INSTRUCTIONS TO FOLLOW:
Check each line of the material below for "Обструкция", then copy the ones that contain it.

──────────────────────────────

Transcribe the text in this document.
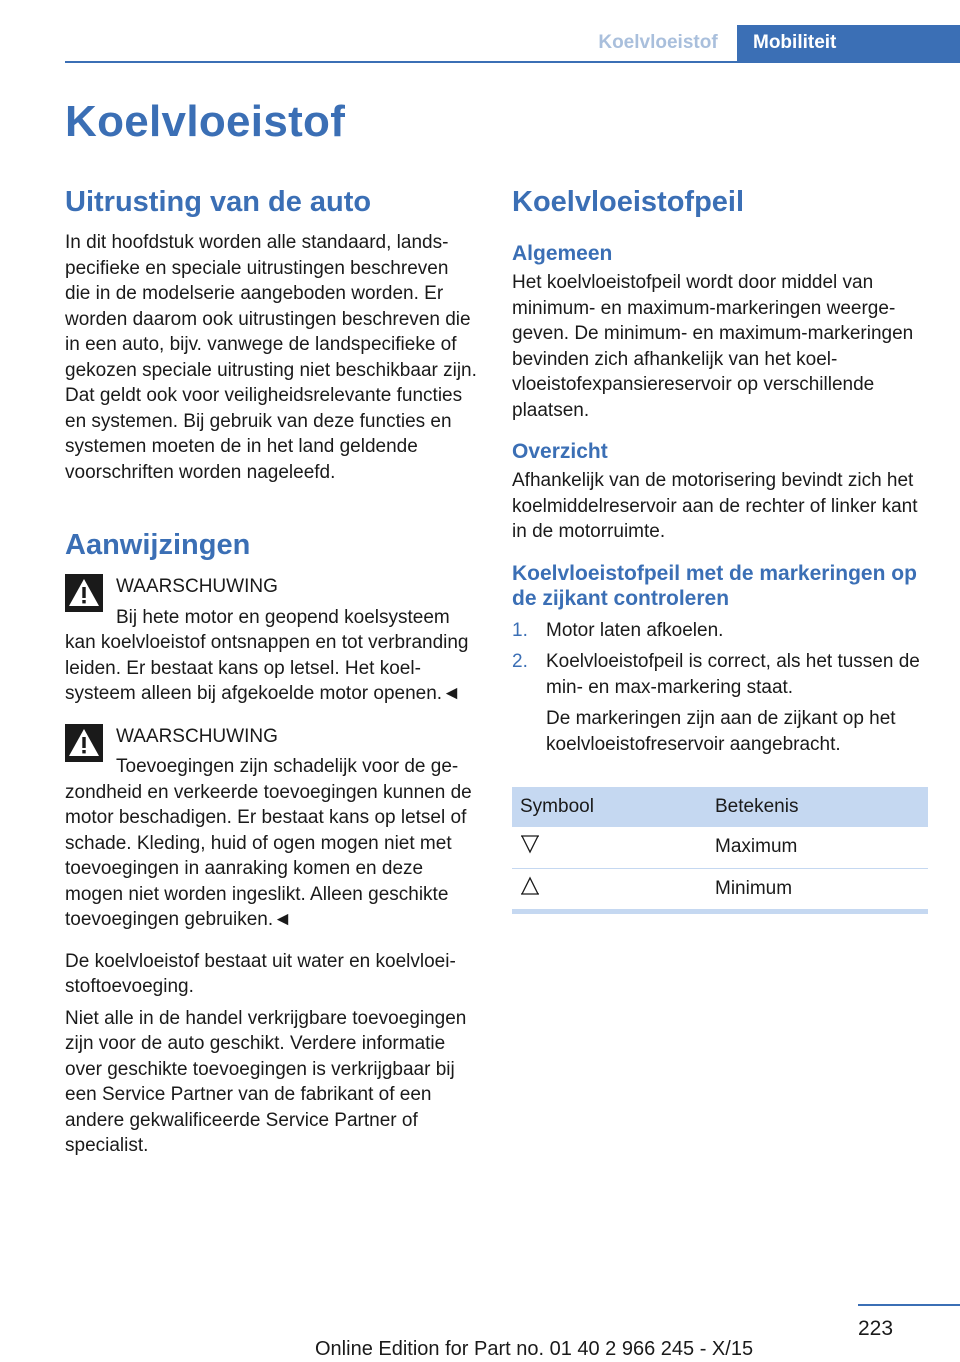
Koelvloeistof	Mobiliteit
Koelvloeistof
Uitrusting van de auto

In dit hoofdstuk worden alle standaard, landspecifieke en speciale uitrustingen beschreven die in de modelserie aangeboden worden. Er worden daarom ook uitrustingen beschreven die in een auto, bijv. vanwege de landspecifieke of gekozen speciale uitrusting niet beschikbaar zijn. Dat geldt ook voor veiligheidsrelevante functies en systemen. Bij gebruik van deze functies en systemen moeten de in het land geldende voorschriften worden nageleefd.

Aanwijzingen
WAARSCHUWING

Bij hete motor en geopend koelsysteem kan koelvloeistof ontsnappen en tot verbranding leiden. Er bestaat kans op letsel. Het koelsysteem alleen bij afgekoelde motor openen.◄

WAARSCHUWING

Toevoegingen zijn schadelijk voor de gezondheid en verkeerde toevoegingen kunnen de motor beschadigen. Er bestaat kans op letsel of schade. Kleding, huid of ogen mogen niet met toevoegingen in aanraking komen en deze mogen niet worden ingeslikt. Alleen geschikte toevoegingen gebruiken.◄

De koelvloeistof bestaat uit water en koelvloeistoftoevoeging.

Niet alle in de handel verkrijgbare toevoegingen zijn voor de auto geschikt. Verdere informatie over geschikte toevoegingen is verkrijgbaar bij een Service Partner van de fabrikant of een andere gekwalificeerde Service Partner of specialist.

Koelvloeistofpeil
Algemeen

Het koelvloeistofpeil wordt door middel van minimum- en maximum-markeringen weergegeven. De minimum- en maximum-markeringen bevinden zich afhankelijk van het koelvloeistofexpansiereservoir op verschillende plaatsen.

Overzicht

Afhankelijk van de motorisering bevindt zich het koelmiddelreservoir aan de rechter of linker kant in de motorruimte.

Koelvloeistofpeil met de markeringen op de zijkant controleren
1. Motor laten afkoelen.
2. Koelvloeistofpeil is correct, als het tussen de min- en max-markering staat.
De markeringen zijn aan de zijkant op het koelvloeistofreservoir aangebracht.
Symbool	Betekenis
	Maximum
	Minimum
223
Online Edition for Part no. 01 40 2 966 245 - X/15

──────────────────────────────

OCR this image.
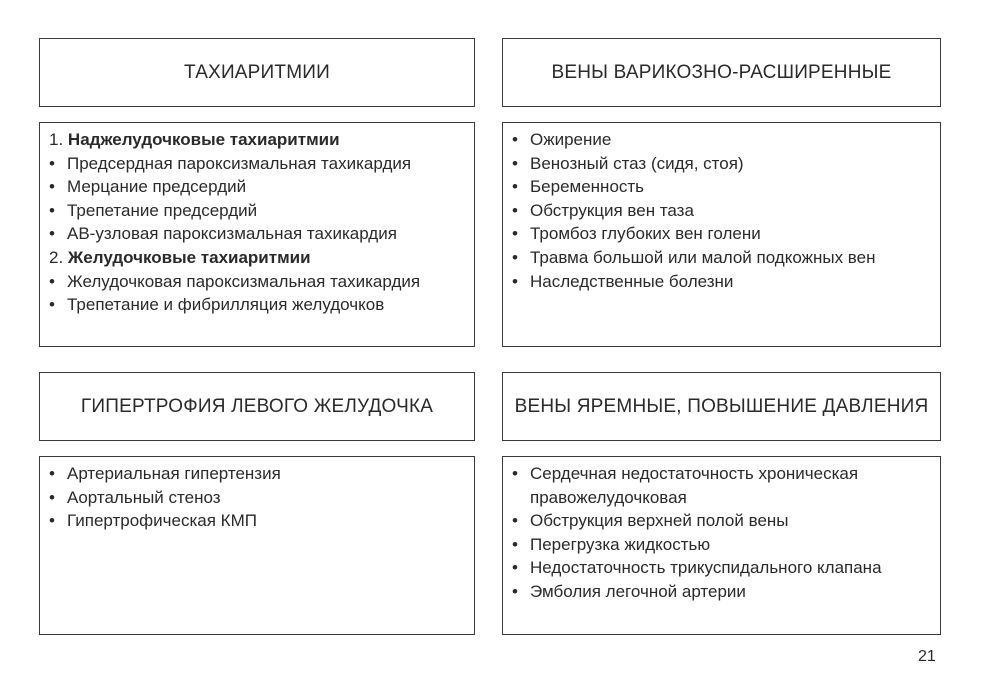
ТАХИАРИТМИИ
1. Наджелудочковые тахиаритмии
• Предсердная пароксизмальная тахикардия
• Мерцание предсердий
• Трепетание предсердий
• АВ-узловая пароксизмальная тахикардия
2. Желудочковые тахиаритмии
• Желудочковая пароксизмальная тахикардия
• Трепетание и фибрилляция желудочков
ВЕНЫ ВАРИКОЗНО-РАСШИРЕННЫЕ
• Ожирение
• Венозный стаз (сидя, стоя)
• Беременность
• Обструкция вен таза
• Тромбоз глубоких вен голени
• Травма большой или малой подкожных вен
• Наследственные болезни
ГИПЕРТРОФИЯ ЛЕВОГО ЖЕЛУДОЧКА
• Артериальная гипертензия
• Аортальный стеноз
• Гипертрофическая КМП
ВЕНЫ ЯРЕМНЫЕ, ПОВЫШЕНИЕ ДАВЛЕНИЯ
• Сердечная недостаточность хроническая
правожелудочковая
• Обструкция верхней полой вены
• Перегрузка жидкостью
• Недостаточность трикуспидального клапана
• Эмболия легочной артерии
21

──────────────────────────────

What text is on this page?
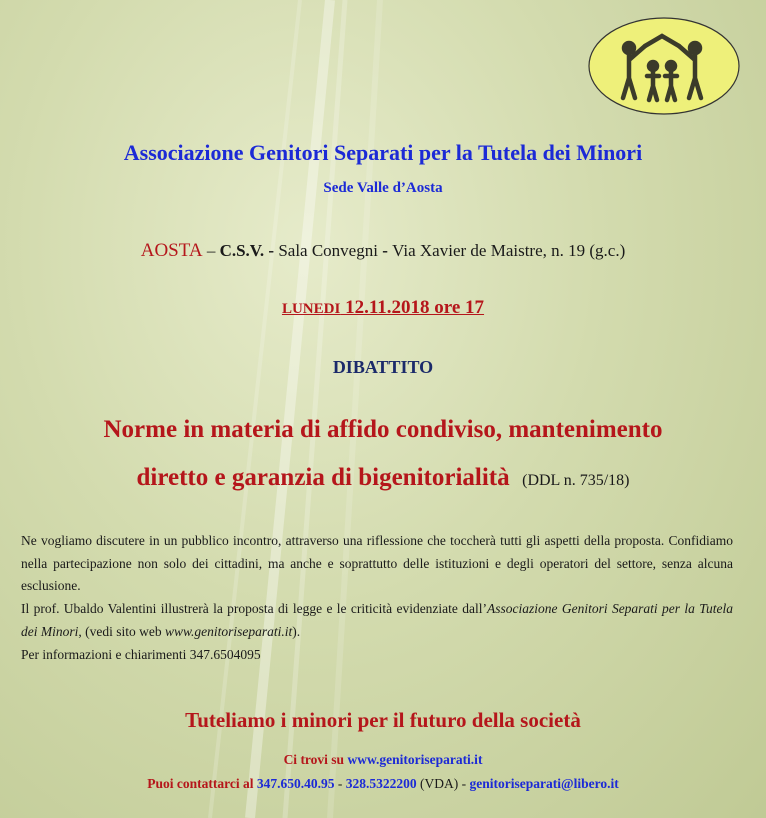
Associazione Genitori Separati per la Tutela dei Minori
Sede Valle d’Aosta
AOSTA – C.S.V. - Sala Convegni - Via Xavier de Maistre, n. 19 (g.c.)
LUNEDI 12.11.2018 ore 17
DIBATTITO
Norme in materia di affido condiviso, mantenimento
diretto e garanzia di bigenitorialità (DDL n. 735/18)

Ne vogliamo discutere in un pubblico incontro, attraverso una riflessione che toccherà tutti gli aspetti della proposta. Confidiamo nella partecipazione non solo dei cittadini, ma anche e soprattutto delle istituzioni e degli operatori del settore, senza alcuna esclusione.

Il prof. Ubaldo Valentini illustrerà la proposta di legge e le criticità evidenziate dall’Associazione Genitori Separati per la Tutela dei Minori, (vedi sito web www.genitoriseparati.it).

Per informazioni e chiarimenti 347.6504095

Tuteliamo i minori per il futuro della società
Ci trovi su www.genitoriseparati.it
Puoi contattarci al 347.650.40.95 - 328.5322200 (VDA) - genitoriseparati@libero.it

──────────────────────────────

WRITTEN ANSWER:
• Обструкция вен таза
• Обструкция верхней полой вены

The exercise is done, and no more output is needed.